Objective
Write the material out again exactly as it stands.

Exercise material
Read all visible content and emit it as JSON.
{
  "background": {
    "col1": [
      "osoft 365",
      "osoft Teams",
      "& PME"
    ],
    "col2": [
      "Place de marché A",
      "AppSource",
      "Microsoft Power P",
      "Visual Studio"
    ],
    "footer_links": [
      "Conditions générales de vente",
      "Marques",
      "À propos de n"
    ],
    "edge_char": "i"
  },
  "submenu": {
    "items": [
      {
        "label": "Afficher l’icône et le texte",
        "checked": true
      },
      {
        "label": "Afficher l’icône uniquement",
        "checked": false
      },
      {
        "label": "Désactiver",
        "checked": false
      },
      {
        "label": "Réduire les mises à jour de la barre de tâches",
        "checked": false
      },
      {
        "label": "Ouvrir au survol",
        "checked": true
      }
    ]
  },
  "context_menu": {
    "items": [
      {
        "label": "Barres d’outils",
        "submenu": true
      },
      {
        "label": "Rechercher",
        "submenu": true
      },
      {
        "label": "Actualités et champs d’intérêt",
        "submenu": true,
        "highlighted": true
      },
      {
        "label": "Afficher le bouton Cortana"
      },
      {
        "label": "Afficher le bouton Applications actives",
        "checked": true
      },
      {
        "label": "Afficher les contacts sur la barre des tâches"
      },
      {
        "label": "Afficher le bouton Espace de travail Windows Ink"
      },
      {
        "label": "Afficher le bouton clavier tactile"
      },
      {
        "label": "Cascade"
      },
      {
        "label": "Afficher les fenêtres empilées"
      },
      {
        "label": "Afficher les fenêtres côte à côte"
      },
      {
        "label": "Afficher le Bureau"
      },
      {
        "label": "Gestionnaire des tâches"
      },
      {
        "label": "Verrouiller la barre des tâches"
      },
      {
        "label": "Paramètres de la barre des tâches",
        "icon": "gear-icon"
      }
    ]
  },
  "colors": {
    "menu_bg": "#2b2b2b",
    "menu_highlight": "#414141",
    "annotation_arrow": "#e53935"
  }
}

Solution
Read all visible content and emit it as JSON.
{
  "background": {
    "col1": [
      "osoft 365",
      "osoft Teams",
      "& PME"
    ],
    "col2": [
      "Place de marché A",
      "AppSource",
      "Microsoft Power P",
      "Visual Studio"
    ],
    "footer_links": [
      "Conditions générales de vente",
      "Marques",
      "À propos de n"
    ],
    "edge_char": "i"
  },
  "submenu": {
    "items": [
      {
        "label": "Afficher l’icône et le texte",
        "checked": true
      },
      {
        "label": "Afficher l’icône uniquement",
        "checked": false
      },
      {
        "label": "Désactiver",
        "checked": false
      },
      {
        "label": "Réduire les mises à jour de la barre de tâches",
        "checked": false
      },
      {
        "label": "Ouvrir au survol",
        "checked": true
      }
    ]
  },
  "context_menu": {
    "items": [
      {
        "label": "Barres d’outils",
        "submenu": true
      },
      {
        "label": "Rechercher",
        "submenu": true
      },
      {
        "label": "Actualités et champs d’intérêt",
        "submenu": true,
        "highlighted": true
      },
      {
        "label": "Afficher le bouton Cortana"
      },
      {
        "label": "Afficher le bouton Applications actives",
        "checked": true
      },
      {
        "label": "Afficher les contacts sur la barre des tâches"
      },
      {
        "label": "Afficher le bouton Espace de travail Windows Ink"
      },
      {
        "label": "Afficher le bouton clavier tactile"
      },
      {
        "label": "Cascade"
      },
      {
        "label": "Afficher les fenêtres empilées"
      },
      {
        "label": "Afficher les fenêtres côte à côte"
      },
      {
        "label": "Afficher le Bureau"
      },
      {
        "label": "Gestionnaire des tâches"
      },
      {
        "label": "Verrouiller la barre des tâches"
      },
      {
        "label": "Paramètres de la barre des tâches",
        "icon": "gear-icon"
      }
    ]
  },
  "colors": {
    "menu_bg": "#2b2b2b",
    "menu_highlight": "#414141",
    "annotation_arrow": "#e53935"
  }
}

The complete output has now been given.